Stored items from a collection
— START —
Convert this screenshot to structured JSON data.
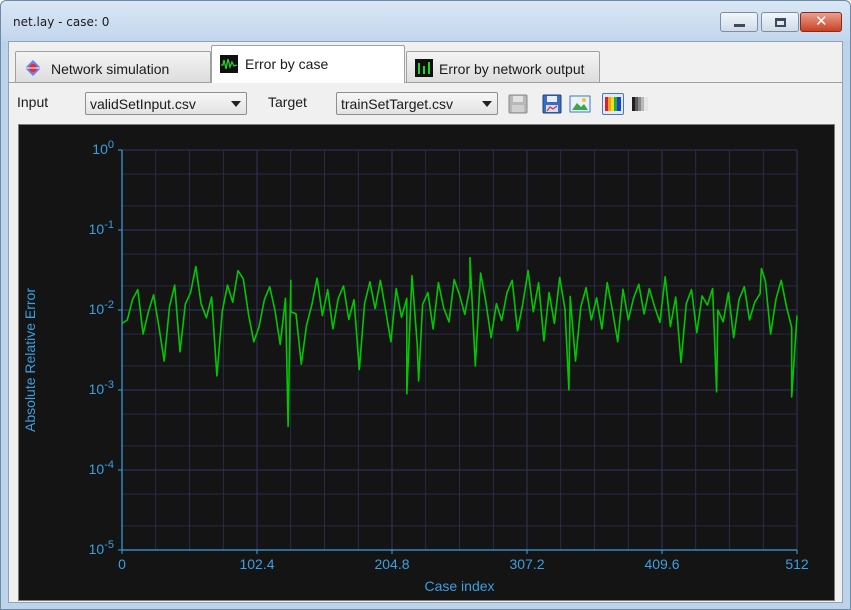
{
  "window": {
    "title": "net.lay - case: 0"
  },
  "tabs": [
    {
      "label": "Network simulation",
      "icon": "network-icon",
      "active": false
    },
    {
      "label": "Error by case",
      "icon": "waveform-icon",
      "active": true
    },
    {
      "label": "Error by network output",
      "icon": "bar-meter-icon",
      "active": false
    }
  ],
  "toolbar": {
    "input_label": "Input",
    "input_value": "validSetInput.csv",
    "target_label": "Target",
    "target_value": "trainSetTarget.csv",
    "tools": [
      "save-disk-icon",
      "save-image-icon",
      "export-picture-icon",
      "color-palette-icon",
      "grayscale-palette-icon"
    ]
  },
  "colors": {
    "plot_background": "#141414",
    "grid": "#34345c",
    "axis_text": "#3b9fe0",
    "series": "#00c800"
  },
  "chart_data": {
    "type": "line",
    "title": "",
    "xlabel": "Case index",
    "ylabel": "Absolute Relative Error",
    "xlim": [
      0,
      512
    ],
    "ylim": [
      1e-05,
      1
    ],
    "yscale": "log",
    "grid": true,
    "x_ticks": [
      "0",
      "102.4",
      "204.8",
      "307.2",
      "409.6",
      "512"
    ],
    "y_ticks": [
      {
        "base": "10",
        "exp": "0"
      },
      {
        "base": "10",
        "exp": "-1"
      },
      {
        "base": "10",
        "exp": "-2"
      },
      {
        "base": "10",
        "exp": "-3"
      },
      {
        "base": "10",
        "exp": "-4"
      },
      {
        "base": "10",
        "exp": "-5"
      }
    ],
    "series": [
      {
        "x_start": 0,
        "x_step": 4,
        "values": [
          0.0068,
          0.0075,
          0.0135,
          0.018,
          0.005,
          0.0095,
          0.0155,
          0.0062,
          0.0023,
          0.011,
          0.0205,
          0.003,
          0.0118,
          0.0165,
          0.035,
          0.012,
          0.008,
          0.0145,
          0.0015,
          0.0095,
          0.0205,
          0.0125,
          0.031,
          0.0245,
          0.0087,
          0.004,
          0.0062,
          0.0135,
          0.0195,
          0.01,
          0.0037,
          0.014,
          0.0235,
          0.009,
          0.0021,
          0.0065,
          0.0115,
          0.025,
          0.0085,
          0.018,
          0.0058,
          0.0139,
          0.02,
          0.0076,
          0.0135,
          0.0018,
          0.012,
          0.0225,
          0.0104,
          0.0235,
          0.0098,
          0.004,
          0.0185,
          0.0081,
          0.014,
          0.027,
          0.0036,
          0.0117,
          0.0165,
          0.0058,
          0.022,
          0.0106,
          0.0071,
          0.024,
          0.0155,
          0.0088,
          0.0195,
          0.002,
          0.029,
          0.0125,
          0.0045,
          0.012,
          0.0074,
          0.0165,
          0.0235,
          0.0055,
          0.012,
          0.031,
          0.0095,
          0.022,
          0.0041,
          0.0165,
          0.0068,
          0.0255,
          0.0102,
          0.0148,
          0.0023,
          0.0109,
          0.019,
          0.0075,
          0.0142,
          0.0058,
          0.022,
          0.01,
          0.004,
          0.0182,
          0.0075,
          0.014,
          0.021,
          0.0089,
          0.0185,
          0.011,
          0.007,
          0.026,
          0.0062,
          0.0145,
          0.0022,
          0.012,
          0.018,
          0.0052,
          0.015,
          0.0115,
          0.0185,
          0.01,
          0.0071,
          0.0165,
          0.0045,
          0.0135,
          0.0195,
          0.0075,
          0.0125,
          0.016,
          0.023,
          0.005,
          0.0135,
          0.0235,
          0.011,
          0.006,
          0.0085
        ]
      },
      {
        "points": [
          [
            126,
            0.00035
          ],
          [
            128,
            0.0095
          ],
          [
            216,
            0.0009
          ],
          [
            225,
            0.0013
          ],
          [
            264,
            0.045
          ],
          [
            339,
            0.001
          ],
          [
            451,
            0.00095
          ],
          [
            485,
            0.033
          ],
          [
            508,
            0.00082
          ]
        ]
      }
    ]
  }
}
— END —
#### THE EXERCISE:
Copy out every line of the material above exactly, skipping the pictures.

#### RESULT FOR THIS TASK:
Convert this screenshot to structured JSON data.
{
  "window": {
    "title": "net.lay - case: 0"
  },
  "tabs": [
    {
      "label": "Network simulation",
      "icon": "network-icon",
      "active": false
    },
    {
      "label": "Error by case",
      "icon": "waveform-icon",
      "active": true
    },
    {
      "label": "Error by network output",
      "icon": "bar-meter-icon",
      "active": false
    }
  ],
  "toolbar": {
    "input_label": "Input",
    "input_value": "validSetInput.csv",
    "target_label": "Target",
    "target_value": "trainSetTarget.csv",
    "tools": [
      "save-disk-icon",
      "save-image-icon",
      "export-picture-icon",
      "color-palette-icon",
      "grayscale-palette-icon"
    ]
  },
  "colors": {
    "plot_background": "#141414",
    "grid": "#34345c",
    "axis_text": "#3b9fe0",
    "series": "#00c800"
  },
  "chart_data": {
    "type": "line",
    "title": "",
    "xlabel": "Case index",
    "ylabel": "Absolute Relative Error",
    "xlim": [
      0,
      512
    ],
    "ylim": [
      1e-05,
      1
    ],
    "yscale": "log",
    "grid": true,
    "x_ticks": [
      "0",
      "102.4",
      "204.8",
      "307.2",
      "409.6",
      "512"
    ],
    "y_ticks": [
      {
        "base": "10",
        "exp": "0"
      },
      {
        "base": "10",
        "exp": "-1"
      },
      {
        "base": "10",
        "exp": "-2"
      },
      {
        "base": "10",
        "exp": "-3"
      },
      {
        "base": "10",
        "exp": "-4"
      },
      {
        "base": "10",
        "exp": "-5"
      }
    ],
    "series": [
      {
        "x_start": 0,
        "x_step": 4,
        "values": [
          0.0068,
          0.0075,
          0.0135,
          0.018,
          0.005,
          0.0095,
          0.0155,
          0.0062,
          0.0023,
          0.011,
          0.0205,
          0.003,
          0.0118,
          0.0165,
          0.035,
          0.012,
          0.008,
          0.0145,
          0.0015,
          0.0095,
          0.0205,
          0.0125,
          0.031,
          0.0245,
          0.0087,
          0.004,
          0.0062,
          0.0135,
          0.0195,
          0.01,
          0.0037,
          0.014,
          0.0235,
          0.009,
          0.0021,
          0.0065,
          0.0115,
          0.025,
          0.0085,
          0.018,
          0.0058,
          0.0139,
          0.02,
          0.0076,
          0.0135,
          0.0018,
          0.012,
          0.0225,
          0.0104,
          0.0235,
          0.0098,
          0.004,
          0.0185,
          0.0081,
          0.014,
          0.027,
          0.0036,
          0.0117,
          0.0165,
          0.0058,
          0.022,
          0.0106,
          0.0071,
          0.024,
          0.0155,
          0.0088,
          0.0195,
          0.002,
          0.029,
          0.0125,
          0.0045,
          0.012,
          0.0074,
          0.0165,
          0.0235,
          0.0055,
          0.012,
          0.031,
          0.0095,
          0.022,
          0.0041,
          0.0165,
          0.0068,
          0.0255,
          0.0102,
          0.0148,
          0.0023,
          0.0109,
          0.019,
          0.0075,
          0.0142,
          0.0058,
          0.022,
          0.01,
          0.004,
          0.0182,
          0.0075,
          0.014,
          0.021,
          0.0089,
          0.0185,
          0.011,
          0.007,
          0.026,
          0.0062,
          0.0145,
          0.0022,
          0.012,
          0.018,
          0.0052,
          0.015,
          0.0115,
          0.0185,
          0.01,
          0.0071,
          0.0165,
          0.0045,
          0.0135,
          0.0195,
          0.0075,
          0.0125,
          0.016,
          0.023,
          0.005,
          0.0135,
          0.0235,
          0.011,
          0.006,
          0.0085
        ]
      },
      {
        "points": [
          [
            126,
            0.00035
          ],
          [
            128,
            0.0095
          ],
          [
            216,
            0.0009
          ],
          [
            225,
            0.0013
          ],
          [
            264,
            0.045
          ],
          [
            339,
            0.001
          ],
          [
            451,
            0.00095
          ],
          [
            485,
            0.033
          ],
          [
            508,
            0.00082
          ]
        ]
      }
    ]
  }
}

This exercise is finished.